• **REQUISITOS**
Copia al pie de la letra el pasaje del foro sobre la cría de tilapia que va desde "Aprovecho este mensaje" hasta "unos a otros.", ambos incluidos.

• **TEXTO DADO**
····················
# Foros Todo sobre Agricultura Acuicultura  Acuicultura - cria de tilapia

## VICTORBUSTAMANTE

Los saludo atentamente, y a la vez molesto su atencion, y me ha interesado, lo concerniente a la acuicultura para la cria de tilapia.  Al respecto, yo tengo 1.650 hectarea de tierra, en pacanga-chepen-la libertad-PERU, terreno que lo tengo sin cultivar, y esta rodeado por cultivos de arroz, me interesaria mucho que me enviaran alguna información, indicándome si sería posible la cria de tilapia en esta zona, dandome un alcance de la inversion que se tendría que hacer, y si hay alguna institución que podría financiar este proyecto. o persona que quiera asociarse. *​*por favor le agradecería si pudiera remitirme esa informacion lo mas pronto posible. atte. VICTOR R.BUSTAMANTE FLORES email: seco_bush@hotmail.comTemas similares: Grupo Hochschild apuesta por la cría de paiches en región San Martín La Acuicultura: Alimento del Futuro Artículo: Trucha, tilapia y langostinos serán productos acuícolas de mayor producción en 2010 Participa del I Seminario Internacional de Acuicultura 2009 La pesca y la acuicultura en un clima cambiante

----------


## Bruno Cillóniz

Ahora sí mi estimado VICTOR  :Smile: ... éste es el lugar donde debías colocar tu mensaje, y es bueno que tembién lo tengas publicado en tu blog.  
Aprovecho este mensaje para pedir a todos para apoyar a Víctor con este tema y pedirle a todos los interesados en el tema "Acuicultura", que le saquen provecho a este espacio intercambiando información, contactándose y buscando mercados para sus productos; ya que hay poca información al respecto y la mejor forma de desarrollar proyectos acuícolas rentables es aprendiendo y enseñándonos unos a otros.
····················
• **ENTRADAS**
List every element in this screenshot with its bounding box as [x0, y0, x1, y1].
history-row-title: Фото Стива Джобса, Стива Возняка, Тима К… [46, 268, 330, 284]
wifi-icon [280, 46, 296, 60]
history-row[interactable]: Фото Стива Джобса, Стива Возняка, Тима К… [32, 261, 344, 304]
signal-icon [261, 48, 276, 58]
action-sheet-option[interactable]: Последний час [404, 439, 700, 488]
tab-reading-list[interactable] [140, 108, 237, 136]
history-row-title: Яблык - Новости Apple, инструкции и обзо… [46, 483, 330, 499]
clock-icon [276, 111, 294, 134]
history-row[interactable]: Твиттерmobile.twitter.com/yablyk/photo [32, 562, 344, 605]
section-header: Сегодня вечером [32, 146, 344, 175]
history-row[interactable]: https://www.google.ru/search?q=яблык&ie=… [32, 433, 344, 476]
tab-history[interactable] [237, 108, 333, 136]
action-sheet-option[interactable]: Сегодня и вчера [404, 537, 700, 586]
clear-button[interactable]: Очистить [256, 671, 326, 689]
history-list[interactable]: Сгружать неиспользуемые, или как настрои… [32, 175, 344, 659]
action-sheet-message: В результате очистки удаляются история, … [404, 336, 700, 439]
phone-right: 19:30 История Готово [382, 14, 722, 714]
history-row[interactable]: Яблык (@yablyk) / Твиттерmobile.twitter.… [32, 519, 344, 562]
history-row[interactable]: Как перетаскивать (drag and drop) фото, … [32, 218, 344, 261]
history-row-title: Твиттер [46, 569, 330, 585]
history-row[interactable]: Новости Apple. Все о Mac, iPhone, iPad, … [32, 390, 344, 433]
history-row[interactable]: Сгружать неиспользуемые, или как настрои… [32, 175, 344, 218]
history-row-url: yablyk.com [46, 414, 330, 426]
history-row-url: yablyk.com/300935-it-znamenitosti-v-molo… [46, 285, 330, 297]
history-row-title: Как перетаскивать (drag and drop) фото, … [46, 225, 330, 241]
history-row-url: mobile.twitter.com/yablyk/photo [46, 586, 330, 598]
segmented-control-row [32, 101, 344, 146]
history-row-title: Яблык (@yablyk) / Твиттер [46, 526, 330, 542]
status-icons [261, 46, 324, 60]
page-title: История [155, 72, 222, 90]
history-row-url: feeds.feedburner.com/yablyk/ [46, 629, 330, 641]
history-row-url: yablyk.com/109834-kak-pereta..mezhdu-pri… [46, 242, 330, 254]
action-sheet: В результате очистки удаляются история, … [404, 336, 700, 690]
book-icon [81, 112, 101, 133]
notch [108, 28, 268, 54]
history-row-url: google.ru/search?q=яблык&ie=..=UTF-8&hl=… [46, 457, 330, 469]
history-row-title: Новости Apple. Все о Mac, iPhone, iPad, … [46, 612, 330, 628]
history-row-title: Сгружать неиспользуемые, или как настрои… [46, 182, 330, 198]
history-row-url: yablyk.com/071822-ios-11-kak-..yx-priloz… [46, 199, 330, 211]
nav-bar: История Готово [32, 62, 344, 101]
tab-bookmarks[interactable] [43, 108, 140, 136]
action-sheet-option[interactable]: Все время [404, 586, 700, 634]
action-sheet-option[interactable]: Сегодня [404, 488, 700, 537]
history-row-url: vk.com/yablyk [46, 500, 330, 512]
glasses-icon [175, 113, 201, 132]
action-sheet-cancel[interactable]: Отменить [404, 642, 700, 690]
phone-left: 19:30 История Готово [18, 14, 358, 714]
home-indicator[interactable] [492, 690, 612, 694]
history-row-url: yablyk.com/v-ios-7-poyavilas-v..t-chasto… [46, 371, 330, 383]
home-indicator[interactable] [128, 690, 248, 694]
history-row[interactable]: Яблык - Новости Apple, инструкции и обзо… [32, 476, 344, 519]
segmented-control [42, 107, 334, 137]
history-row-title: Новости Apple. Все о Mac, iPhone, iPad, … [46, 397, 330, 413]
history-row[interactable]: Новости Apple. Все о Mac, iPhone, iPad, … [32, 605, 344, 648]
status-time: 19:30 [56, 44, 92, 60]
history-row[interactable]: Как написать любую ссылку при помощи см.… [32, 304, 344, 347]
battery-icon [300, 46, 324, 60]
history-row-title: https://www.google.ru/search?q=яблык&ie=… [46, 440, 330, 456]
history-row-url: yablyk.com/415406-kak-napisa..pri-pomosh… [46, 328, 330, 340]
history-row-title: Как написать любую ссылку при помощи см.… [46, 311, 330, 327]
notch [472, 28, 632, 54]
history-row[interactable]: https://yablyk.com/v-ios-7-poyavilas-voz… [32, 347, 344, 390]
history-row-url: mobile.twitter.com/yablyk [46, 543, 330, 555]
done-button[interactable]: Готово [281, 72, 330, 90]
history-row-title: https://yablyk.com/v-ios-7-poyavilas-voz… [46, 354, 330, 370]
····················
• **TAREA RESUELTA**
Aprovecho este mensaje para pedir a todos para apoyar a Víctor con este tema y pedirle a todos los interesados en el tema "Acuicultura", que le saquen provecho a este espacio intercambiando información, contactándose y buscando mercados para sus productos; ya que hay poca información al respecto y la mejor forma de desarrollar proyectos acuícolas rentables es aprendiendo y enseñándonos unos a otros.